* _GIVEN TASK_: The records below hold pictures; please leave those out and retype the rest exactly.

Stored entries

____

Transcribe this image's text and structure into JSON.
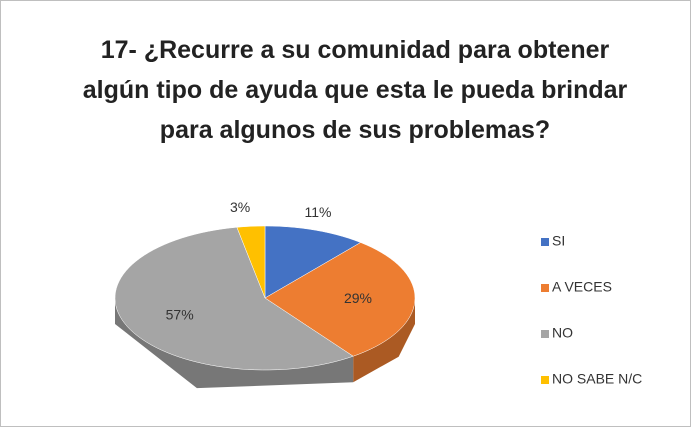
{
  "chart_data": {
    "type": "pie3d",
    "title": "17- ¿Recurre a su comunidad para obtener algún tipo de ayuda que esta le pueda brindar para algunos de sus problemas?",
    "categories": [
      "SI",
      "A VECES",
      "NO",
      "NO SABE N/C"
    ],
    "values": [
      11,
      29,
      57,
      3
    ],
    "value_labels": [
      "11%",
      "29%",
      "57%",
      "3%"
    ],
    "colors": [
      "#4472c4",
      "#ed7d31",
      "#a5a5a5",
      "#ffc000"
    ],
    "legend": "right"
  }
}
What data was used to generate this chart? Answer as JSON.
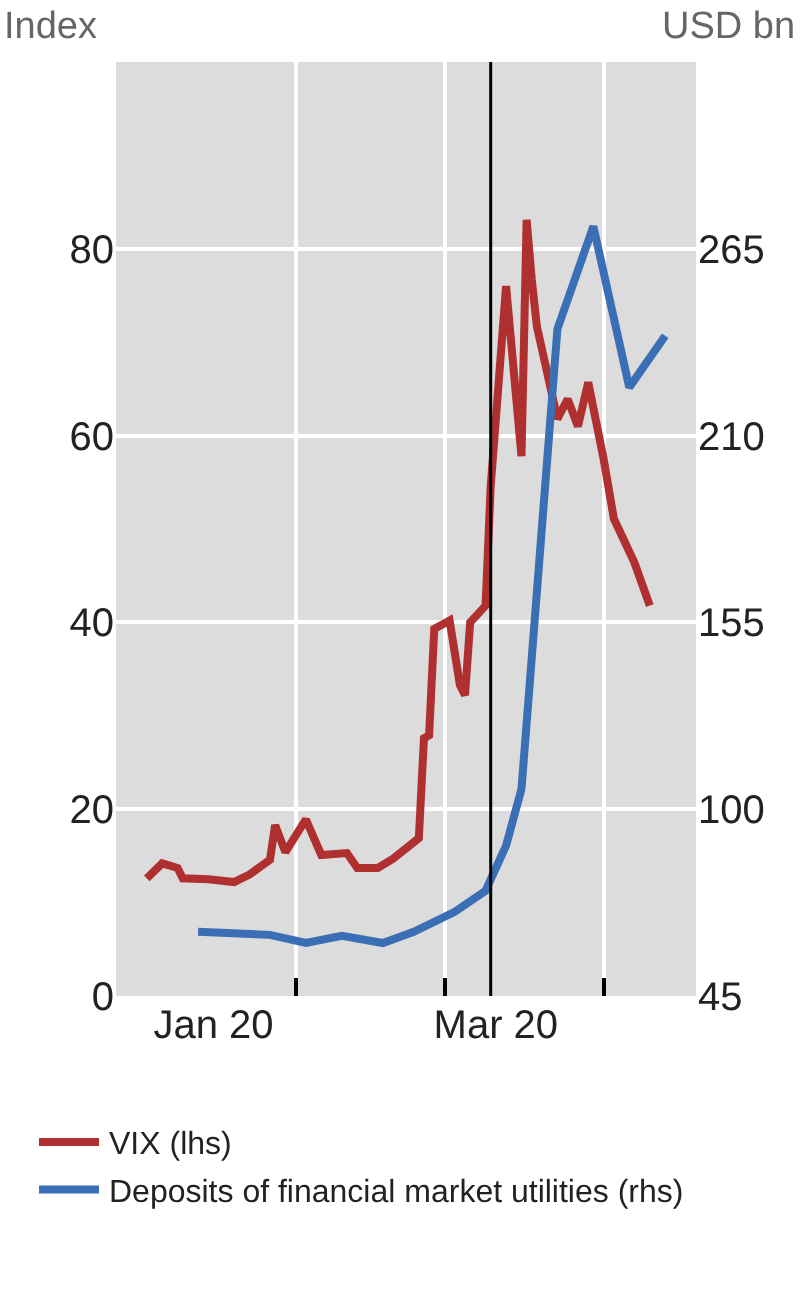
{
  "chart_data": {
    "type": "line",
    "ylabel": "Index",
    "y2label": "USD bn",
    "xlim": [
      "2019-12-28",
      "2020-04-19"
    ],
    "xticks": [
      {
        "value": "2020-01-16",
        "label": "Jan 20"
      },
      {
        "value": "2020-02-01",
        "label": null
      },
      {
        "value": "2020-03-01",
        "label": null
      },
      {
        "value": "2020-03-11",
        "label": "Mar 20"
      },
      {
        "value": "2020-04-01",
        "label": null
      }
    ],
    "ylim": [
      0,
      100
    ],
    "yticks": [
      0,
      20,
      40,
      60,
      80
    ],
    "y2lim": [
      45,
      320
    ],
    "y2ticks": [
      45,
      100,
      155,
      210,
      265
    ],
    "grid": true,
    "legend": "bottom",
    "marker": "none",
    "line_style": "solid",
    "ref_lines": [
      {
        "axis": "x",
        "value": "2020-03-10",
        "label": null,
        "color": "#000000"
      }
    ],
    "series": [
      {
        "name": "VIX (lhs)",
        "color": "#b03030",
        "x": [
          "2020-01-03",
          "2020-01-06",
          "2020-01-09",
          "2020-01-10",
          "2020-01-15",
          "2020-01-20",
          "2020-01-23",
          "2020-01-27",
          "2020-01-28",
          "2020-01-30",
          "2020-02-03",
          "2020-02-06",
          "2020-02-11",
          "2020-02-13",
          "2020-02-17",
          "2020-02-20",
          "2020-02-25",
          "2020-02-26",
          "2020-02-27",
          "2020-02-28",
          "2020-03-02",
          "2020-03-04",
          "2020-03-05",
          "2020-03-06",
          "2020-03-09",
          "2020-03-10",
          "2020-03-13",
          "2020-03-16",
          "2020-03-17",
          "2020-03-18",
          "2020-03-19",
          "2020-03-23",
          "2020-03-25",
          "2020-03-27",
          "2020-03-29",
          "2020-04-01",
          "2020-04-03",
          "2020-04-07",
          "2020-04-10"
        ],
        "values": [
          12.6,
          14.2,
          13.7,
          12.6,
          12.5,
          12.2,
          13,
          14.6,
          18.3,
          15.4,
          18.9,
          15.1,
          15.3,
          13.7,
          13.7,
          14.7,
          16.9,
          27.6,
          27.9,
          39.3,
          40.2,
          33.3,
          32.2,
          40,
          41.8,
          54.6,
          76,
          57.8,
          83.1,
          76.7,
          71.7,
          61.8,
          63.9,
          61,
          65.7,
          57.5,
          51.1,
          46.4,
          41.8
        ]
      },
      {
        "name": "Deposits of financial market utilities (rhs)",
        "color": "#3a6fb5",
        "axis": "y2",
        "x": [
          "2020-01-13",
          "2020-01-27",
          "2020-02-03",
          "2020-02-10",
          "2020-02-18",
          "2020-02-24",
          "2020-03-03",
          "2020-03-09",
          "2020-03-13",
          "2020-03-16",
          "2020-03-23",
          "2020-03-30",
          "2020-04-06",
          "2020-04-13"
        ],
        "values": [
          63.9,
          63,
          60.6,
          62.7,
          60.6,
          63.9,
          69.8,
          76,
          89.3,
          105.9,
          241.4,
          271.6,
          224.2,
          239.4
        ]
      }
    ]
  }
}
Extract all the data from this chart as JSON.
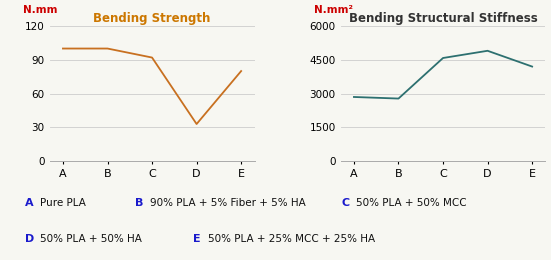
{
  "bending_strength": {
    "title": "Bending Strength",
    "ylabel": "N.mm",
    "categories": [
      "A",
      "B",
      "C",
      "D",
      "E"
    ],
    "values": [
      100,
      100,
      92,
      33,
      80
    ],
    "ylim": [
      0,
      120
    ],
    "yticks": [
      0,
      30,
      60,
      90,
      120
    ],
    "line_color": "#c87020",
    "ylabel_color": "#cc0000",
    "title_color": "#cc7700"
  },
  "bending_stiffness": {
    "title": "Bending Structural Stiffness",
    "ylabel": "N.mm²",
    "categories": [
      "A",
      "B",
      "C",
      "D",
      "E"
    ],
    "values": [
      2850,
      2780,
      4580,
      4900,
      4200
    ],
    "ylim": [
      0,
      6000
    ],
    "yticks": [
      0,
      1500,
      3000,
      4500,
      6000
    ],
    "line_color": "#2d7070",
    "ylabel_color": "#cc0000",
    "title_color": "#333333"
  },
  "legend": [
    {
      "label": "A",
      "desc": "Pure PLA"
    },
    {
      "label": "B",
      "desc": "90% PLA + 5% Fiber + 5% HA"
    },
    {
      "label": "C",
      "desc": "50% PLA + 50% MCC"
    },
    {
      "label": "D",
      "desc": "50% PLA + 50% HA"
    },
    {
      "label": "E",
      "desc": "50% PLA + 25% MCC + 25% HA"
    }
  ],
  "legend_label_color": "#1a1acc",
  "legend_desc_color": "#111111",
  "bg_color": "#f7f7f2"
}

____

* _COMPLETE OUTPUT_:
Transcribe this image's text and structure into JSON.
{
  "chart_data": {
    "type": "pie3d",
    "title": "17- ¿Recurre a su comunidad para obtener algún tipo de ayuda que esta le pueda brindar para algunos de sus problemas?",
    "categories": [
      "SI",
      "A VECES",
      "NO",
      "NO SABE N/C"
    ],
    "values": [
      11,
      29,
      57,
      3
    ],
    "value_labels": [
      "11%",
      "29%",
      "57%",
      "3%"
    ],
    "colors": [
      "#4472c4",
      "#ed7d31",
      "#a5a5a5",
      "#ffc000"
    ],
    "legend": "right"
  }
}
What data was used to generate this chart? Answer as JSON.
{
  "chart_data": {
    "type": "line",
    "ylabel": "Index",
    "y2label": "USD bn",
    "xlim": [
      "2019-12-28",
      "2020-04-19"
    ],
    "xticks": [
      {
        "value": "2020-01-16",
        "label": "Jan 20"
      },
      {
        "value": "2020-02-01",
        "label": null
      },
      {
        "value": "2020-03-01",
        "label": null
      },
      {
        "value": "2020-03-11",
        "label": "Mar 20"
      },
      {
        "value": "2020-04-01",
        "label": null
      }
    ],
    "ylim": [
      0,
      100
    ],
    "yticks": [
      0,
      20,
      40,
      60,
      80
    ],
    "y2lim": [
      45,
      320
    ],
    "y2ticks": [
      45,
      100,
      155,
      210,
      265
    ],
    "grid": true,
    "legend": "bottom",
    "marker": "none",
    "line_style": "solid",
    "ref_lines": [
      {
        "axis": "x",
        "value": "2020-03-10",
        "label": null,
        "color": "#000000"
      }
    ],
    "series": [
      {
        "name": "VIX (lhs)",
        "color": "#b03030",
        "x": [
          "2020-01-03",
          "2020-01-06",
          "2020-01-09",
          "2020-01-10",
          "2020-01-15",
          "2020-01-20",
          "2020-01-23",
          "2020-01-27",
          "2020-01-28",
          "2020-01-30",
          "2020-02-03",
          "2020-02-06",
          "2020-02-11",
          "2020-02-13",
          "2020-02-17",
          "2020-02-20",
          "2020-02-25",
          "2020-02-26",
          "2020-02-27",
          "2020-02-28",
          "2020-03-02",
          "2020-03-04",
          "2020-03-05",
          "2020-03-06",
          "2020-03-09",
          "2020-03-10",
          "2020-03-13",
          "2020-03-16",
          "2020-03-17",
          "2020-03-18",
          "2020-03-19",
          "2020-03-23",
          "2020-03-25",
          "2020-03-27",
          "2020-03-29",
          "2020-04-01",
          "2020-04-03",
          "2020-04-07",
          "2020-04-10"
        ],
        "values": [
          12.6,
          14.2,
          13.7,
          12.6,
          12.5,
          12.2,
          13,
          14.6,
          18.3,
          15.4,
          18.9,
          15.1,
          15.3,
          13.7,
          13.7,
          14.7,
          16.9,
          27.6,
          27.9,
          39.3,
          40.2,
          33.3,
          32.2,
          40,
          41.8,
          54.6,
          76,
          57.8,
          83.1,
          76.7,
          71.7,
          61.8,
          63.9,
          61,
          65.7,
          57.5,
          51.1,
          46.4,
          41.8
        ]
      },
      {
        "name": "Deposits of financial market utilities (rhs)",
        "color": "#3a6fb5",
        "axis": "y2",
        "x": [
          "2020-01-13",
          "2020-01-27",
          "2020-02-03",
          "2020-02-10",
          "2020-02-18",
          "2020-02-24",
          "2020-03-03",
          "2020-03-09",
          "2020-03-13",
          "2020-03-16",
          "2020-03-23",
          "2020-03-30",
          "2020-04-06",
          "2020-04-13"
        ],
        "values": [
          63.9,
          63,
          60.6,
          62.7,
          60.6,
          63.9,
          69.8,
          76,
          89.3,
          105.9,
          241.4,
          271.6,
          224.2,
          239.4
        ]
      }
    ]
  }
}
Extract all the data from this chart as JSON.
{
  "bending_strength": {
    "title": "Bending Strength",
    "ylabel": "N.mm",
    "categories": [
      "A",
      "B",
      "C",
      "D",
      "E"
    ],
    "values": [
      100,
      100,
      92,
      33,
      80
    ],
    "ylim": [
      0,
      120
    ],
    "yticks": [
      0,
      30,
      60,
      90,
      120
    ],
    "line_color": "#c87020",
    "ylabel_color": "#cc0000",
    "title_color": "#cc7700"
  },
  "bending_stiffness": {
    "title": "Bending Structural Stiffness",
    "ylabel": "N.mm²",
    "categories": [
      "A",
      "B",
      "C",
      "D",
      "E"
    ],
    "values": [
      2850,
      2780,
      4580,
      4900,
      4200
    ],
    "ylim": [
      0,
      6000
    ],
    "yticks": [
      0,
      1500,
      3000,
      4500,
      6000
    ],
    "line_color": "#2d7070",
    "ylabel_color": "#cc0000",
    "title_color": "#333333"
  },
  "legend": [
    {
      "label": "A",
      "desc": "Pure PLA"
    },
    {
      "label": "B",
      "desc": "90% PLA + 5% Fiber + 5% HA"
    },
    {
      "label": "C",
      "desc": "50% PLA + 50% MCC"
    },
    {
      "label": "D",
      "desc": "50% PLA + 50% HA"
    },
    {
      "label": "E",
      "desc": "50% PLA + 25% MCC + 25% HA"
    }
  ],
  "legend_label_color": "#1a1acc",
  "legend_desc_color": "#111111",
  "bg_color": "#f7f7f2"
}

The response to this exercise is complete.